- [Instructions for the task]
Pull every line that holds the word "this" from the entries.

- [Data records]

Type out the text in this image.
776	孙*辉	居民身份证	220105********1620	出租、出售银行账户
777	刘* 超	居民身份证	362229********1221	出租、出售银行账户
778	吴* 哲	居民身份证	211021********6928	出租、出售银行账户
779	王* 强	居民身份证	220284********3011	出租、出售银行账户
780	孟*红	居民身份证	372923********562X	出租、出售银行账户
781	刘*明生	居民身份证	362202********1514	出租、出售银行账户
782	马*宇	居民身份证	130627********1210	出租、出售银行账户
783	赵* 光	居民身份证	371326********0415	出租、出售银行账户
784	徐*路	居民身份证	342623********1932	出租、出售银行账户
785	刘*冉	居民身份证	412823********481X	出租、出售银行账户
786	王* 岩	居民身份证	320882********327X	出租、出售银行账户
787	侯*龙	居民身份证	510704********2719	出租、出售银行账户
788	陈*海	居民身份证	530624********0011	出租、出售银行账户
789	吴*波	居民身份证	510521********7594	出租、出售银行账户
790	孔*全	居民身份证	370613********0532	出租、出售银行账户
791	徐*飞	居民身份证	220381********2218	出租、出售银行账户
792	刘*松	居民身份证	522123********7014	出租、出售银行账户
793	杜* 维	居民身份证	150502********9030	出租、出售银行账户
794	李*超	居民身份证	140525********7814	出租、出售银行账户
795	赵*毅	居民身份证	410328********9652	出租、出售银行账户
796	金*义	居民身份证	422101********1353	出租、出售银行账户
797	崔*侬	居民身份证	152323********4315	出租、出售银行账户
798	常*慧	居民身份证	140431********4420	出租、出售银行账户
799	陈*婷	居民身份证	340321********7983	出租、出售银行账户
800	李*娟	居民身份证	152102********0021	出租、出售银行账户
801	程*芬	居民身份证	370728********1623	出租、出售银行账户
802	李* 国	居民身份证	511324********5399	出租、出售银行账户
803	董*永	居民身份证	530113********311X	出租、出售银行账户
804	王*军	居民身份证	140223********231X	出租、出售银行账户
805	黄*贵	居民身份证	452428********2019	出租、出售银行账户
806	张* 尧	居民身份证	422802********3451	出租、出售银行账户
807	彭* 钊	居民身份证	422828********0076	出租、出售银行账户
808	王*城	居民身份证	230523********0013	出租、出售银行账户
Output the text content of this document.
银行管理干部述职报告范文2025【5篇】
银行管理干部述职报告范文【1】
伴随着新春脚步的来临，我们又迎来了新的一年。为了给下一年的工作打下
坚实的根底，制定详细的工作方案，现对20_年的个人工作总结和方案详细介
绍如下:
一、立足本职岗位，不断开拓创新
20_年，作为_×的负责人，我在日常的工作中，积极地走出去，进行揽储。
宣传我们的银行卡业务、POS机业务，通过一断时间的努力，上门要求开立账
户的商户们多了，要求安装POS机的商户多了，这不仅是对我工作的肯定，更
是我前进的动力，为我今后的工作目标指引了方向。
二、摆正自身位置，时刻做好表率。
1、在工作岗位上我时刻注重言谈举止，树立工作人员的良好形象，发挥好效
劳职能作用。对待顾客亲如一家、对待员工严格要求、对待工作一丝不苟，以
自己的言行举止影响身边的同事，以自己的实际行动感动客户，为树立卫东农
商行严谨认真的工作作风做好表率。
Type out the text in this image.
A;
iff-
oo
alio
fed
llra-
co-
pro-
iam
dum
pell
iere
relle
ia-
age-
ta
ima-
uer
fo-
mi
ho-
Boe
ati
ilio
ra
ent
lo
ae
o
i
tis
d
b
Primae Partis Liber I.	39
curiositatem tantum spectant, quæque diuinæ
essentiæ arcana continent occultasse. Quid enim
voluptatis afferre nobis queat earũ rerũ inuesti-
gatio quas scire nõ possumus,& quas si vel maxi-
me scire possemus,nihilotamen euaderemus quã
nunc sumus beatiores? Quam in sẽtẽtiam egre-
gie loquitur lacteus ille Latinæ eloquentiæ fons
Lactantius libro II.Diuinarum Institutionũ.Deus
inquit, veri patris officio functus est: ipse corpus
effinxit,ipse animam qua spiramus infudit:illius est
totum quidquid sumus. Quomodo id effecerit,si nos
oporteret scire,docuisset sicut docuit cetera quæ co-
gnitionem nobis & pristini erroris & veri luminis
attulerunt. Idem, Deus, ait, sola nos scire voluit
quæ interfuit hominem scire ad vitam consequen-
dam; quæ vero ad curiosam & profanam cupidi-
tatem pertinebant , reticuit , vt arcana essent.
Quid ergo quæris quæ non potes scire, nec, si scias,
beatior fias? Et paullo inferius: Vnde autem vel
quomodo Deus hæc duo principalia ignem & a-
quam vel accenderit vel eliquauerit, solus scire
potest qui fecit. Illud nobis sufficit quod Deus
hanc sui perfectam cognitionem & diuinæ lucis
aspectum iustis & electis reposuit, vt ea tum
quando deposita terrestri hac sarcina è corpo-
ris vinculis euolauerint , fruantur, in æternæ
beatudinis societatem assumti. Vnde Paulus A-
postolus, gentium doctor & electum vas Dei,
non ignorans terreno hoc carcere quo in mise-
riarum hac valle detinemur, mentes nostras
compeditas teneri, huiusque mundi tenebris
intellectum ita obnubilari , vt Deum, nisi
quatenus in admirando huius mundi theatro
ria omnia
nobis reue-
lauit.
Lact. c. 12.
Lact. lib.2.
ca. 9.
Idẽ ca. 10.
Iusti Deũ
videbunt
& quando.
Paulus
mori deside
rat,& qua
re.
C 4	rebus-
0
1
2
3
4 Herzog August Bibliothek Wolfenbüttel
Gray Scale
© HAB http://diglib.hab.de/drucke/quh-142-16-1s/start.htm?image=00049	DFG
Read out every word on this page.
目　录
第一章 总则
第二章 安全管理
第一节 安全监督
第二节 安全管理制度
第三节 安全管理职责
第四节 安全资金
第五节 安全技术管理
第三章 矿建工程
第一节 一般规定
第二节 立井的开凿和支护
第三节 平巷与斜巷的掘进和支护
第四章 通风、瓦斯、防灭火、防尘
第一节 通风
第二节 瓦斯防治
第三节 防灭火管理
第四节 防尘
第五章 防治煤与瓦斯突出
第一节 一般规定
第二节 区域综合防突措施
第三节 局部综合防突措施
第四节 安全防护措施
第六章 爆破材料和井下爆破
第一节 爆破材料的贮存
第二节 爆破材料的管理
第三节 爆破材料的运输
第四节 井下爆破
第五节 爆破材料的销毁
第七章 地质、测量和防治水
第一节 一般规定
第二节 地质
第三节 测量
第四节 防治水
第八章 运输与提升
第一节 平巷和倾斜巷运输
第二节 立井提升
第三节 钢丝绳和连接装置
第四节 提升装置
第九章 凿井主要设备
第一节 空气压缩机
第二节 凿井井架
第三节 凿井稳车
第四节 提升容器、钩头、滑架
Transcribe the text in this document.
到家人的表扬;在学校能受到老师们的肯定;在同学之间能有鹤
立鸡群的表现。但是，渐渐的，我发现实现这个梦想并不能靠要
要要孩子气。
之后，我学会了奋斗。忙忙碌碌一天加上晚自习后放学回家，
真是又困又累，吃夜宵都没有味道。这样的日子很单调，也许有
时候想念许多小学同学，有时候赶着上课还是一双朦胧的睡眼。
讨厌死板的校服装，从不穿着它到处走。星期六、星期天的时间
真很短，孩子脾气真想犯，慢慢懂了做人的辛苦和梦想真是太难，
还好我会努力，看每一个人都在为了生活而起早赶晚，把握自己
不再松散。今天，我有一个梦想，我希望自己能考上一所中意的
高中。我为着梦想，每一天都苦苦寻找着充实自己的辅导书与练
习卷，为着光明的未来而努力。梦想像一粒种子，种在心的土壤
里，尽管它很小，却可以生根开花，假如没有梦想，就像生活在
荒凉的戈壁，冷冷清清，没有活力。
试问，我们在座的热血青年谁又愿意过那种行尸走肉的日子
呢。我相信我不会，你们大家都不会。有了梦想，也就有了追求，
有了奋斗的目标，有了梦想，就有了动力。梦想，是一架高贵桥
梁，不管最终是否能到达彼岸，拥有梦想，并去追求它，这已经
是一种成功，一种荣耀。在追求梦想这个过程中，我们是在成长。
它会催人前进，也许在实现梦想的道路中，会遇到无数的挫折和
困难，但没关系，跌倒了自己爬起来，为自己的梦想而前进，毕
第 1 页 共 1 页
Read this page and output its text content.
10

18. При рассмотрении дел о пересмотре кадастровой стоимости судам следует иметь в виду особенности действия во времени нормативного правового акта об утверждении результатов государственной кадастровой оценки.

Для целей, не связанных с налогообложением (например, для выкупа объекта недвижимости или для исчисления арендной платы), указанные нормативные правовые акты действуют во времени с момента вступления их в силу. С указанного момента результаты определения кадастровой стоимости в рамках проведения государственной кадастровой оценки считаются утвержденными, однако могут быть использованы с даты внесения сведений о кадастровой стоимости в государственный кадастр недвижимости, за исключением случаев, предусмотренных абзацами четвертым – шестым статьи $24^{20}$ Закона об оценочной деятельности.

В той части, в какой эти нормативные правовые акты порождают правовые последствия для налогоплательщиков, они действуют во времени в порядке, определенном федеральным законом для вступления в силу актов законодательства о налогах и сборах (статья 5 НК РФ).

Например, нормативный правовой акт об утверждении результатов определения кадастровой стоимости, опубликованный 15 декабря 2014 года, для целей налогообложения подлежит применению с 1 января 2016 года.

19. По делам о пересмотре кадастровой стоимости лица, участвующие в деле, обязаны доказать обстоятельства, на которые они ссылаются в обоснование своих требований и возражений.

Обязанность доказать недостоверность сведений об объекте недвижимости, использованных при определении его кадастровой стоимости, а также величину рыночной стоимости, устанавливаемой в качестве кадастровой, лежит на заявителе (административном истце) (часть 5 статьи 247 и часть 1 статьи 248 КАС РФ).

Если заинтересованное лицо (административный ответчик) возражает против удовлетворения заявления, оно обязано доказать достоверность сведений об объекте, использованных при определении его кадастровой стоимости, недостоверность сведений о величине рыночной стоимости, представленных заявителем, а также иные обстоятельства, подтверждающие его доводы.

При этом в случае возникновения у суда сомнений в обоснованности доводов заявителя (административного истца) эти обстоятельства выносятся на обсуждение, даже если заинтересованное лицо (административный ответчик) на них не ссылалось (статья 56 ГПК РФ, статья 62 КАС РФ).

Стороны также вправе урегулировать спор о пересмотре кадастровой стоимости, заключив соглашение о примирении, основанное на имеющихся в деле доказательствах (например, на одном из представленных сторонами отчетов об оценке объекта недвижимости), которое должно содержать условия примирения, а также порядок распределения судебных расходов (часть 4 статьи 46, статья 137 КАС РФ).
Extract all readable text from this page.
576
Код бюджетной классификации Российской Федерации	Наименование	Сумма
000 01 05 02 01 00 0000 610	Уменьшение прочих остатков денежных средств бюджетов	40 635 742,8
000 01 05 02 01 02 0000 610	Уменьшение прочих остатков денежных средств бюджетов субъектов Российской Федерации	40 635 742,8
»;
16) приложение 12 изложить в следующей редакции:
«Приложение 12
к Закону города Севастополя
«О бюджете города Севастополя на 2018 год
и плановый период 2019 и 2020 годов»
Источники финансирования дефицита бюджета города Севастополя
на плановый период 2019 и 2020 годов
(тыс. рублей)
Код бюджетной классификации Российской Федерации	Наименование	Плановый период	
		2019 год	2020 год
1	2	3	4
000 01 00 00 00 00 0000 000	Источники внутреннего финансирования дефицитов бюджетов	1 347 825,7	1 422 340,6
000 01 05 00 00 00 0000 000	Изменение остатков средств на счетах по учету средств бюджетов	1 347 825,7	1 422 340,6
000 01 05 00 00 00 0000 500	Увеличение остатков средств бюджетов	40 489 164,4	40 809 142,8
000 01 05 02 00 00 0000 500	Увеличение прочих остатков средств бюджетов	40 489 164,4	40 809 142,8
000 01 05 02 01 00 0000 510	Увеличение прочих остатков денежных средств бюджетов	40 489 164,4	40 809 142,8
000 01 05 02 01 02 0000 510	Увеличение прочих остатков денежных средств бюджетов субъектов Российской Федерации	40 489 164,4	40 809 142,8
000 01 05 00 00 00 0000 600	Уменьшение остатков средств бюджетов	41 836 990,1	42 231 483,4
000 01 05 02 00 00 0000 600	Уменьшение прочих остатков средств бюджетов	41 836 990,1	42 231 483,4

- [Full response]
Type out the text in this image.
Output the text content of this document.
Type out the text in this image.
Read out every word on this page.
Transcribe the text in this document.
Read this page and output its text content.
Extract all readable text from this page.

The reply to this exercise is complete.